Layout coordinate data
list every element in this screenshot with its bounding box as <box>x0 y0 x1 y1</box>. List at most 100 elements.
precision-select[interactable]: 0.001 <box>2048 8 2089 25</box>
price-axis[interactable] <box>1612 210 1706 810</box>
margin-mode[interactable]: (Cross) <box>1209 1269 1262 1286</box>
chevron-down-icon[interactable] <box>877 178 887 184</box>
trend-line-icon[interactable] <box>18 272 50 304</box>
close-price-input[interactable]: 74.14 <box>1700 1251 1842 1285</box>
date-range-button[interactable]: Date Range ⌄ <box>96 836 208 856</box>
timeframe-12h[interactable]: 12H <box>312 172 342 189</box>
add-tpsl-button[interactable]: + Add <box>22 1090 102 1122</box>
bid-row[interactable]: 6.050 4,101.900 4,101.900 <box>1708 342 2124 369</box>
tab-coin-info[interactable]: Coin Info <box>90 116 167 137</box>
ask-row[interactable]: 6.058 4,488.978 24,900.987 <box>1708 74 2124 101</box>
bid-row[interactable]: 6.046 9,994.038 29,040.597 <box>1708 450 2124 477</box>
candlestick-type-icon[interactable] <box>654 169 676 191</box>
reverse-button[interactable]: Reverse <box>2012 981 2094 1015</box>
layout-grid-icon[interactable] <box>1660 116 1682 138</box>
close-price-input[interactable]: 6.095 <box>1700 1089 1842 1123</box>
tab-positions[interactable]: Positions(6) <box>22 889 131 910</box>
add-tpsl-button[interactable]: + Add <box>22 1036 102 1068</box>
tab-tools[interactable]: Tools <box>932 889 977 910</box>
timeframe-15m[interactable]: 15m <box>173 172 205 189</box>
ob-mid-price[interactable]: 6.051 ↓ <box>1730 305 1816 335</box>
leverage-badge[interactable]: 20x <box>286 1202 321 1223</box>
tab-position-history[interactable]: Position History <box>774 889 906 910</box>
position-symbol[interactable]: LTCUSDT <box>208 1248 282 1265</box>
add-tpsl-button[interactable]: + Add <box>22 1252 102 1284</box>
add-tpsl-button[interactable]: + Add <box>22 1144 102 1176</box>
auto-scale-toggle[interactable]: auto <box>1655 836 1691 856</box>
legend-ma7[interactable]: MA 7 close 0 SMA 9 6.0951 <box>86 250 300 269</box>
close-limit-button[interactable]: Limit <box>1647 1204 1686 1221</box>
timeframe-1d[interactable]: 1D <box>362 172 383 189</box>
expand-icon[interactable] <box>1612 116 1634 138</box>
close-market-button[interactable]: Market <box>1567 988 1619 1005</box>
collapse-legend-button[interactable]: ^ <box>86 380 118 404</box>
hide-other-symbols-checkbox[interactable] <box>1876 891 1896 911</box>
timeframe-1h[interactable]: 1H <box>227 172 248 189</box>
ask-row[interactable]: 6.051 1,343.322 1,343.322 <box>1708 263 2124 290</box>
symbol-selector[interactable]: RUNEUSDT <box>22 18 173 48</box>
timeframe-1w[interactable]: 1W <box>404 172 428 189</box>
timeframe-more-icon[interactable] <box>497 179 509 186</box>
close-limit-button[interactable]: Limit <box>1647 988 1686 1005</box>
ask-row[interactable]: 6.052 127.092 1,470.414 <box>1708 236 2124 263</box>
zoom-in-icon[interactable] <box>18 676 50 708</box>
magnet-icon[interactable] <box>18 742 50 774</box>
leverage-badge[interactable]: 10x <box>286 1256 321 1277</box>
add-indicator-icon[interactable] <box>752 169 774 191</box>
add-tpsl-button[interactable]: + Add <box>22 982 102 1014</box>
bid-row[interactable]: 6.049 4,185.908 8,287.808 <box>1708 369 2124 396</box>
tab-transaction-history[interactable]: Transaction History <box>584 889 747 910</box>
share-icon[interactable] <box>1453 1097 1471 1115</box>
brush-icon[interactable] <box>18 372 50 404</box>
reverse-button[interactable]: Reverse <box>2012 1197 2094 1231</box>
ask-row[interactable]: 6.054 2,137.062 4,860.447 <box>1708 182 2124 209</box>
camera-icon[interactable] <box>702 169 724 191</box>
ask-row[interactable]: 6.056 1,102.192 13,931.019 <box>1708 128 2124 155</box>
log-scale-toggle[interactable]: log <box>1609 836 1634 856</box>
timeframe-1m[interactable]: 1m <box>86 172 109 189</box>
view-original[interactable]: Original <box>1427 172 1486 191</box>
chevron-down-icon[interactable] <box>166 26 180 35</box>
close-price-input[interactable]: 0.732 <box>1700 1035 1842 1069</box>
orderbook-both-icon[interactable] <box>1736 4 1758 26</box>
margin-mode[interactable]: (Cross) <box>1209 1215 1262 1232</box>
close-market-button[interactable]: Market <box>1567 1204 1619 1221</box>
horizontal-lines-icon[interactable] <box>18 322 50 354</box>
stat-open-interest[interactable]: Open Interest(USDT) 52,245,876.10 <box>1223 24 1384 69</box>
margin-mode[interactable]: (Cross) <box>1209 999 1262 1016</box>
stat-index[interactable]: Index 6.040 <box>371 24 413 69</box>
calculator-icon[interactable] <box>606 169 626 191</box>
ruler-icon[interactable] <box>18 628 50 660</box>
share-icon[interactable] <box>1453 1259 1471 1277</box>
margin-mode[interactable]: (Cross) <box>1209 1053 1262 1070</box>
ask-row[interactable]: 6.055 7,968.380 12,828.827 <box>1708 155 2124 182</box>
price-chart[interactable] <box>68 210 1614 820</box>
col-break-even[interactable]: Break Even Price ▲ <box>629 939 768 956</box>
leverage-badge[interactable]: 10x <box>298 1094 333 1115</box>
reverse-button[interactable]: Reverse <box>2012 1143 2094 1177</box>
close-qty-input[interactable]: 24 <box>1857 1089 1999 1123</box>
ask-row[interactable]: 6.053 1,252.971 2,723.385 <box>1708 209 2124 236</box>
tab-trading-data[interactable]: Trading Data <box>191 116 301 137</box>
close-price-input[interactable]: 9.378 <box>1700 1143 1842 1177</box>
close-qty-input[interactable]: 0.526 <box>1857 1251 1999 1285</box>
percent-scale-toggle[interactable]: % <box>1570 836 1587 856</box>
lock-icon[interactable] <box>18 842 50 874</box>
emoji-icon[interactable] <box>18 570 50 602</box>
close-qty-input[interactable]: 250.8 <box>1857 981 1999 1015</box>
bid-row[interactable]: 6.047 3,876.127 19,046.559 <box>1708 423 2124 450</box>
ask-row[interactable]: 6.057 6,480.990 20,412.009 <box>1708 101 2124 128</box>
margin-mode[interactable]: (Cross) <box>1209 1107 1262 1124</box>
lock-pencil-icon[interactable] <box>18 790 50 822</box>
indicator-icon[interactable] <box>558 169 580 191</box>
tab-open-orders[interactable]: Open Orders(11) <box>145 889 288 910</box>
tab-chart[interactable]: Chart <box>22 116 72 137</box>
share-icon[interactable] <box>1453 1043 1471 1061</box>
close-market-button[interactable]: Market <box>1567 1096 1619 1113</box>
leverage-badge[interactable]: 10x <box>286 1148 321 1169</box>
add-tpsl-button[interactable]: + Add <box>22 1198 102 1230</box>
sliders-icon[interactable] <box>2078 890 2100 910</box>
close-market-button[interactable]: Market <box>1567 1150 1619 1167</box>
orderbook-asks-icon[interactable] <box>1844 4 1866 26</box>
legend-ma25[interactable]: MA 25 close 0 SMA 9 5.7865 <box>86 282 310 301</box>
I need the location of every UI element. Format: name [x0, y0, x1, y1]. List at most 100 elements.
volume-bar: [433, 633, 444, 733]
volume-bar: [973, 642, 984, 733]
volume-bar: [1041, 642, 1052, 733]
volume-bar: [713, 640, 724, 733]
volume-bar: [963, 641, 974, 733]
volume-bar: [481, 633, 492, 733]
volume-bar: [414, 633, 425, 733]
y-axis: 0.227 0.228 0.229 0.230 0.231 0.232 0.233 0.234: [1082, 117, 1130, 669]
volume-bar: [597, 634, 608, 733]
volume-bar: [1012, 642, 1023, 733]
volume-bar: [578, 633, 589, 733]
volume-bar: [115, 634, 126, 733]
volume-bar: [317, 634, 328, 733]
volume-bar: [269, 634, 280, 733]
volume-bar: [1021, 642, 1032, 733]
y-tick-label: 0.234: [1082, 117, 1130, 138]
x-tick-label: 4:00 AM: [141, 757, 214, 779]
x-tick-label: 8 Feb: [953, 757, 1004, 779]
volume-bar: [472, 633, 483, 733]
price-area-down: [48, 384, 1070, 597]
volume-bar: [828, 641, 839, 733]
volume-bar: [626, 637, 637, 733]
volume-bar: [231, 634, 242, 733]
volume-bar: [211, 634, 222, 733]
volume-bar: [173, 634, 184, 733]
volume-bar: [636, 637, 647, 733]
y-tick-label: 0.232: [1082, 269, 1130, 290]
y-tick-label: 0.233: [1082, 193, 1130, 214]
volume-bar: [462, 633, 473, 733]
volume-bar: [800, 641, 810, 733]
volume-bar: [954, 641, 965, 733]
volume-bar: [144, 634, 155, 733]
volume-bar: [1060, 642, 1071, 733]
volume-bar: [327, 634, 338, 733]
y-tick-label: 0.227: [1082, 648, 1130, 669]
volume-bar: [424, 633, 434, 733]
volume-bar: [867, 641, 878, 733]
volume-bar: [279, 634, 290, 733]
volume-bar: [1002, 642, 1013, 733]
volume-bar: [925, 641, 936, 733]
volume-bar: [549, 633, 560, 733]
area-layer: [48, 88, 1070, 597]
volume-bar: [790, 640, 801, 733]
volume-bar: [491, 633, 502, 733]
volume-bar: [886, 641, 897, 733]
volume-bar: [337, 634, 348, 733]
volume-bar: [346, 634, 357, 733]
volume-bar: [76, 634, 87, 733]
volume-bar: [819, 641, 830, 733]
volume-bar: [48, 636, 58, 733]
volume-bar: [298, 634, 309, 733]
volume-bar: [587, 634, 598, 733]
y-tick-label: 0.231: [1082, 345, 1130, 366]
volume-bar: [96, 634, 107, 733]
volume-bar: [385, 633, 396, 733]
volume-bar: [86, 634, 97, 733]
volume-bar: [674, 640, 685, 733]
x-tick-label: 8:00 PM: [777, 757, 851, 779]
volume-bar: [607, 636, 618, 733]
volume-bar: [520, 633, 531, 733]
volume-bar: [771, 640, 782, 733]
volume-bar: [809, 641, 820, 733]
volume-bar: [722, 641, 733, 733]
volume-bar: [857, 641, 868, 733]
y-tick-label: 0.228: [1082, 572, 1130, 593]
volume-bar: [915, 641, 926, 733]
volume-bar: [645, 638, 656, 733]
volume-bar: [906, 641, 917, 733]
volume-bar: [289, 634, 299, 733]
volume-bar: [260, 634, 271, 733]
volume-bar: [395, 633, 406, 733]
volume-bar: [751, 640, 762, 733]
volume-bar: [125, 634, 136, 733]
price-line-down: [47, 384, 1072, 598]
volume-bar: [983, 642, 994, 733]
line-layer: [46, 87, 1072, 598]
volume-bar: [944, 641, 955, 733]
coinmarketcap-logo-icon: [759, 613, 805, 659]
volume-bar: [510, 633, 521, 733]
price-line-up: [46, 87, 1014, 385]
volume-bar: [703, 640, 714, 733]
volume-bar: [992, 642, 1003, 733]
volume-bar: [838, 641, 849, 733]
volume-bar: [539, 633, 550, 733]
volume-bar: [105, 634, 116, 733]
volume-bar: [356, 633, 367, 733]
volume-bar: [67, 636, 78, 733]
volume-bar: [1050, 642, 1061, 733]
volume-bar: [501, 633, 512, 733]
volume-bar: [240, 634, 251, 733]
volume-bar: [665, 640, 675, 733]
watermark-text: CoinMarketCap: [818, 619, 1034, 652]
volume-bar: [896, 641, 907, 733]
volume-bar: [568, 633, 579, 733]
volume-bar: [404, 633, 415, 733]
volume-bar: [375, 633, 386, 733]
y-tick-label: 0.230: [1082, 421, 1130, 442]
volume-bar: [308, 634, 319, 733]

- **Exercise objective**
Reproduce the items verbatim, starting at the first line and ending at the line that contains "close-price-input[interactable]: 74.14 <box>1700", with both ends included.

- **Response for this exercise**
list every element in this screenshot with its bounding box as <box>x0 y0 x1 y1</box>. List at most 100 elements.
precision-select[interactable]: 0.001 <box>2048 8 2089 25</box>
price-axis[interactable] <box>1612 210 1706 810</box>
margin-mode[interactable]: (Cross) <box>1209 1269 1262 1286</box>
chevron-down-icon[interactable] <box>877 178 887 184</box>
trend-line-icon[interactable] <box>18 272 50 304</box>
close-price-input[interactable]: 74.14 <box>1700 1251 1842 1285</box>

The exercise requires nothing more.